→ **WORK TO COMPLETE**
Answer these from the colored noise passage:
1. On what does the bandwidth of red and green noise mainly depend?
2. What kind of power spectrum does white noise have?
3. What relation among the spectral densities of red, green, and white noise does Fig. 1c verify?

→ **SOURCE EXCERPT**
Figure 1 displays the spectral density of colored noise for several values of parameter \(\gamma \). It is confirmed clearly in Fig. 1a, b that the bandwidth of red and green noise depends mainly on \(\gamma \). In addition, the larger \(\gamma \) is, the wider the bandwidth could be, which means the randomness of red noise will become much stronger following with the increase of the parameter \(\gamma \), whereas green noise is contrary to red noise. In fact, white noise has a flat power spectrum, i.e. \({S_\eta }=D^2/{2\pi }\equiv {S_W}\) does not depend on \(\gamma \). Nonetheless, there always exists an expression between the spectral densities of the three types of noise, namely, \({S_R} + {S_G} = {S_W}\), which is verified in Fig. 1c. As a result, their effects on the onset of chaos in the Duffing system (2) should be related to each other, which will be illustrated in this work, theoretically and numerically.

→ **RECORDS SUPPLIED**
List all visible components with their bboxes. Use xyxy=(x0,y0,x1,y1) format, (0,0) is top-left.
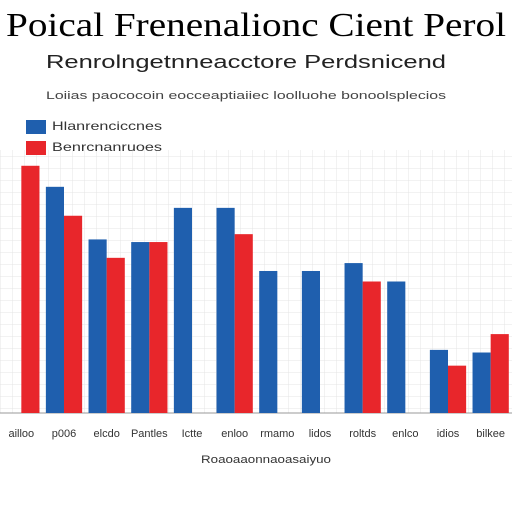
bar xyxy=(472,352,491,413)
bar xyxy=(387,281,406,413)
chart-title: Poical Frenenalionc Cient Perol xyxy=(6,7,506,44)
bar xyxy=(234,234,253,413)
plot-background xyxy=(0,150,512,413)
legend-label: Hlanrenciccnes xyxy=(52,119,162,133)
bar xyxy=(429,349,448,413)
legend-label: Benrcnanruoes xyxy=(52,140,162,154)
bar xyxy=(88,239,107,413)
x-tick-label: Ictte xyxy=(182,428,203,440)
bar xyxy=(131,242,150,413)
legend-swatch xyxy=(26,141,46,155)
x-tick-label: roltds xyxy=(349,428,376,440)
bar xyxy=(490,334,509,413)
bar xyxy=(106,257,125,413)
bar xyxy=(362,281,381,413)
bar xyxy=(173,207,192,413)
bar xyxy=(301,270,320,413)
bar xyxy=(64,215,83,413)
bar xyxy=(149,242,168,413)
x-tick-label: lidos xyxy=(309,428,332,440)
x-tick-label: p006 xyxy=(52,428,76,440)
chart-subtitle: Renrolngetnneacctore Perdsnicend xyxy=(46,52,446,72)
x-axis-label: Roaoaaonnaoasaiyuo xyxy=(201,454,331,466)
bar xyxy=(216,207,235,413)
bar xyxy=(45,186,64,413)
x-tick-label: idios xyxy=(437,428,460,440)
x-tick-label: Pantles xyxy=(131,428,168,440)
x-tick-label: bilkee xyxy=(476,428,505,440)
bar xyxy=(448,365,467,413)
bar xyxy=(21,165,40,413)
x-tick-label: enloo xyxy=(221,428,248,440)
chart-note: Loiias paococoin eocceaptiaiiec loolluoh… xyxy=(46,90,447,102)
x-tick-label: ailloo xyxy=(8,428,34,440)
x-tick-label: elcdo xyxy=(94,428,120,440)
x-tick-label: rmamo xyxy=(260,428,294,440)
bar xyxy=(259,270,278,413)
x-tick-label: enlco xyxy=(392,428,418,440)
legend-swatch xyxy=(26,120,46,134)
bar xyxy=(344,263,363,413)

→ **FINAL ANSWER**
1. The parameter γ.
2. A flat power spectrum.
3. S_R + S_G = S_W.